Aim of the task:
Search the material for the string "name", then return every line where it is found.

········

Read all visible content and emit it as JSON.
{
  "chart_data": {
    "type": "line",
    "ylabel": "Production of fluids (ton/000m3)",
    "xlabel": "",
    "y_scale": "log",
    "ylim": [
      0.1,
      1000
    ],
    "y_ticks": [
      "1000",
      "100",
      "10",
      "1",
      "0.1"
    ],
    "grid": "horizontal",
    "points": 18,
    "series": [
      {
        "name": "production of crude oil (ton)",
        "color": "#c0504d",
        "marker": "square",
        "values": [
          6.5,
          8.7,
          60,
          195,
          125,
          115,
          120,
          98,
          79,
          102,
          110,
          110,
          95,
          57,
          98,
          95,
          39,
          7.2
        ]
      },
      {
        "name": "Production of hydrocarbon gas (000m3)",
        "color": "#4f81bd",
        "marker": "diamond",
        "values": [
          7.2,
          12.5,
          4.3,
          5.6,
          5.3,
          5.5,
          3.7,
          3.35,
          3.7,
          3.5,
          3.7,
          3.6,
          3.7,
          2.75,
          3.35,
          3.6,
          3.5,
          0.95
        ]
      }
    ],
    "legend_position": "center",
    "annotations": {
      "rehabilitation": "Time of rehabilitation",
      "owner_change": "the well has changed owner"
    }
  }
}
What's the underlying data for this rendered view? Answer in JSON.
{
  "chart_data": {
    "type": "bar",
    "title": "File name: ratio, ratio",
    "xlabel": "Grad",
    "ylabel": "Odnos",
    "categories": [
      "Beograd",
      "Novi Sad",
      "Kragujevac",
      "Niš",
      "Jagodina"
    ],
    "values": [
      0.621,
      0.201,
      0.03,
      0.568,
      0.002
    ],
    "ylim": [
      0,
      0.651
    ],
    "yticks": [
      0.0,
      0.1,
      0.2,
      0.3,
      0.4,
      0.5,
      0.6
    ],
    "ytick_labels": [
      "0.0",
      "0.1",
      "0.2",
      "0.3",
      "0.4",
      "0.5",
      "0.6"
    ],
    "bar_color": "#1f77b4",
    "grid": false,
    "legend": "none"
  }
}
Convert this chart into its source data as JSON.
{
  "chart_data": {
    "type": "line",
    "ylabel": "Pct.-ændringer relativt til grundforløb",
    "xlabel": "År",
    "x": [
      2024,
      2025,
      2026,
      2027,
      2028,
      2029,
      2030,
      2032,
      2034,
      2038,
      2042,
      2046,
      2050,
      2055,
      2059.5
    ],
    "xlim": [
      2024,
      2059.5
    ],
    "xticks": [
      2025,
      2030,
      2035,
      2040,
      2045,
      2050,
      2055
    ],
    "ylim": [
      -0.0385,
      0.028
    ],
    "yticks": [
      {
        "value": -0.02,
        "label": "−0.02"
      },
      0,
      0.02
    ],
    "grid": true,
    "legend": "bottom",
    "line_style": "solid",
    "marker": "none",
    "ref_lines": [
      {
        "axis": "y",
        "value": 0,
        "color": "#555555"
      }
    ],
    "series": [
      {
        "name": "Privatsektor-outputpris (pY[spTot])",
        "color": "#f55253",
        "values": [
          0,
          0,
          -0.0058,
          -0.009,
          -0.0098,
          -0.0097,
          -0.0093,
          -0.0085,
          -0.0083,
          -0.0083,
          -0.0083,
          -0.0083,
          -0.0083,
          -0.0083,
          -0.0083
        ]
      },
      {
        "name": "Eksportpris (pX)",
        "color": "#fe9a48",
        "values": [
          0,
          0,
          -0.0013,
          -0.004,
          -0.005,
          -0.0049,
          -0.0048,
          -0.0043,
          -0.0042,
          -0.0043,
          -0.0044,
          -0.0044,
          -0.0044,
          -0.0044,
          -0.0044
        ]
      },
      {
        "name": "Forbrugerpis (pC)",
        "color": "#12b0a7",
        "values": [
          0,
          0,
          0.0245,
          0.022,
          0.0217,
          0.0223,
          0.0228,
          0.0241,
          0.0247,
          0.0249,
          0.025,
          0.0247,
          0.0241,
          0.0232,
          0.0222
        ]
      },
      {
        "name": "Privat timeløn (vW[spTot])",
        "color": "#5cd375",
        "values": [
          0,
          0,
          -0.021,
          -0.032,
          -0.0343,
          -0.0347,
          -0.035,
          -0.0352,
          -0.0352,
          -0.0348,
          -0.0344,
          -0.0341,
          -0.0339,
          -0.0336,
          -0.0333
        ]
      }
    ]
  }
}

········

Solved problem:
        "name": "production of crude oil (ton)",
        "name": "Production of hydrocarbon gas (000m3)",
    "title": "File name: ratio, ratio",
        "name": "Privatsektor-outputpris (pY[spTot])",
        "name": "Eksportpris (pX)",
        "name": "Forbrugerpis (pC)",
        "name": "Privat timeløn (vW[spTot])",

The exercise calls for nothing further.